#### [Set task]
Isolate every line in the records below with "JSON" in it.
————————
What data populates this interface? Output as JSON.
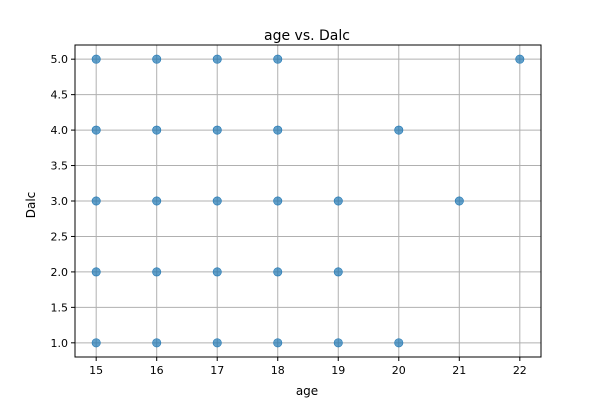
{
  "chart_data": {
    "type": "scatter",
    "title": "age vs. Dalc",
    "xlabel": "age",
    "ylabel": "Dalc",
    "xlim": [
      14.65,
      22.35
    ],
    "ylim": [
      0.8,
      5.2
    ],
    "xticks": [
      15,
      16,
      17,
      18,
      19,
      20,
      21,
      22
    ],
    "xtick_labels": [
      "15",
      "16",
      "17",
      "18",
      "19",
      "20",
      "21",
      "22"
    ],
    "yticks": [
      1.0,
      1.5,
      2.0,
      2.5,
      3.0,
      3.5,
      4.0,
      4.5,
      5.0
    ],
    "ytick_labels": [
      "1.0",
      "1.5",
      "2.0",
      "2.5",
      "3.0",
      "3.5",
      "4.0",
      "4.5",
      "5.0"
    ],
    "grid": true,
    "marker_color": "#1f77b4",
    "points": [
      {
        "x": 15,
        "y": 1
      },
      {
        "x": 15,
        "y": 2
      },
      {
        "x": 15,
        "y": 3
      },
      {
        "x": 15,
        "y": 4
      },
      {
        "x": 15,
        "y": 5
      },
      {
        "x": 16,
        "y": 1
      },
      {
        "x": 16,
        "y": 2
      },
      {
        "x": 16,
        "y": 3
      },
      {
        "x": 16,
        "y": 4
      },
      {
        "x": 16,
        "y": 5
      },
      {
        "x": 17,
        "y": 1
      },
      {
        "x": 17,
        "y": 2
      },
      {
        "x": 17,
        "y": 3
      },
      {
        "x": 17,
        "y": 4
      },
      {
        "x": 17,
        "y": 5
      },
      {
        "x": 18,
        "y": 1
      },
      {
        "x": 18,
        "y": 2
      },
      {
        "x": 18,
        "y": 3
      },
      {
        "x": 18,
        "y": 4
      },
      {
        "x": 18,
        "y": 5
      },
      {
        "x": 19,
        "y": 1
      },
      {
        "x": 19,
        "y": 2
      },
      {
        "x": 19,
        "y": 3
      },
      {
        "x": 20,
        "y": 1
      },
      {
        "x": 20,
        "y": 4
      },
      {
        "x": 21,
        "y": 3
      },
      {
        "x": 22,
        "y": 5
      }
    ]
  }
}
————————
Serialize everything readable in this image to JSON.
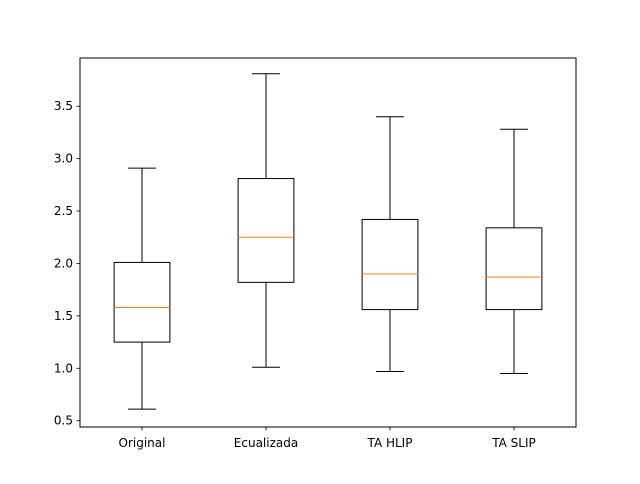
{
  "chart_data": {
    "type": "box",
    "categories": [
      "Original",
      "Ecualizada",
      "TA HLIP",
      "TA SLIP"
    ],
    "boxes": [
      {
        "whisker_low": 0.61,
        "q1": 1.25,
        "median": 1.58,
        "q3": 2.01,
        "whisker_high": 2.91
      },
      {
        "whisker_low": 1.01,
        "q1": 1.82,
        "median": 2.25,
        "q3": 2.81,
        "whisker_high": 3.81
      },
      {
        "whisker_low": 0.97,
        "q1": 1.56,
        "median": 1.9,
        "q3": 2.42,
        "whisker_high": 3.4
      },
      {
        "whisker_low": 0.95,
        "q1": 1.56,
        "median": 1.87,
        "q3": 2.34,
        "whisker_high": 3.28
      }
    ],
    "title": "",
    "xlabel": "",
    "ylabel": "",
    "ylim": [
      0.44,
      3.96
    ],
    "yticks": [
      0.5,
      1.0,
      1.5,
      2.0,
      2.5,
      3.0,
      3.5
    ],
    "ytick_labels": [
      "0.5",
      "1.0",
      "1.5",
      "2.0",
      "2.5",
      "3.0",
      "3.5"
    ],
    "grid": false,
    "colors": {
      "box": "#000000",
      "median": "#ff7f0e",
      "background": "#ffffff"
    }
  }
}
————————
#### [Solution to the problem]
What data populates this interface? Output as JSON.
Serialize everything readable in this image to JSON.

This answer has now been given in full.